**Exercise data:**
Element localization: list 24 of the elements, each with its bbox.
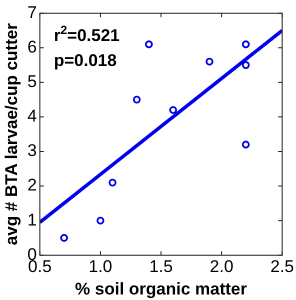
- point: [242, 61, 250, 69]
- x-axis-title: % soil organic matter: [75, 279, 248, 298]
- y-tick-label: 1: [27, 210, 37, 230]
- point: [145, 40, 153, 48]
- point: [60, 234, 68, 242]
- point: [206, 58, 214, 66]
- point: [242, 140, 250, 148]
- y-tick-label: 3: [27, 141, 37, 160]
- x-tick-label: 2.5: [270, 257, 294, 276]
- y-tick-label: 6: [27, 37, 37, 56]
- x-tick-label: 2.0: [210, 257, 234, 276]
- point: [132, 96, 141, 104]
- point: [242, 40, 250, 48]
- point: [169, 106, 178, 114]
- y-tick-label: 7: [27, 2, 37, 22]
- y-tick-label: 5: [27, 72, 37, 92]
- y-tick-label: 4: [27, 106, 37, 126]
- annotation: p=0.018: [54, 51, 117, 70]
- y-tick-label: 2: [27, 176, 37, 195]
- point: [96, 216, 104, 225]
- x-tick-label: 1.0: [88, 257, 112, 276]
- y-axis-title: avg # BTA larvae/cup cutter: [2, 22, 21, 246]
- x-tick-label: 1.5: [149, 257, 173, 276]
- point: [108, 178, 116, 186]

**Job:**
Reproduce every line of the items above verbatim, leaving out the pictures.

**Exercise result:**
Element localization: list 24 of the elements, each with its bbox.
- point: [242, 61, 250, 69]
- x-axis-title: % soil organic matter: [75, 279, 248, 298]
- y-tick-label: 1: [27, 210, 37, 230]
- point: [145, 40, 153, 48]
- point: [60, 234, 68, 242]
- point: [206, 58, 214, 66]
- point: [242, 140, 250, 148]
- y-tick-label: 3: [27, 141, 37, 160]
- x-tick-label: 2.5: [270, 257, 294, 276]
- y-tick-label: 6: [27, 37, 37, 56]
- x-tick-label: 2.0: [210, 257, 234, 276]
- point: [132, 96, 141, 104]
- point: [242, 40, 250, 48]
- point: [169, 106, 178, 114]
- y-tick-label: 7: [27, 2, 37, 22]
- y-tick-label: 5: [27, 72, 37, 92]
- y-tick-label: 4: [27, 106, 37, 126]
- annotation: p=0.018: [54, 51, 117, 70]
- y-tick-label: 2: [27, 176, 37, 195]
- point: [96, 216, 104, 225]
- x-tick-label: 1.0: [88, 257, 112, 276]
- y-axis-title: avg # BTA larvae/cup cutter: [2, 22, 21, 246]
- x-tick-label: 1.5: [149, 257, 173, 276]
- point: [108, 178, 116, 186]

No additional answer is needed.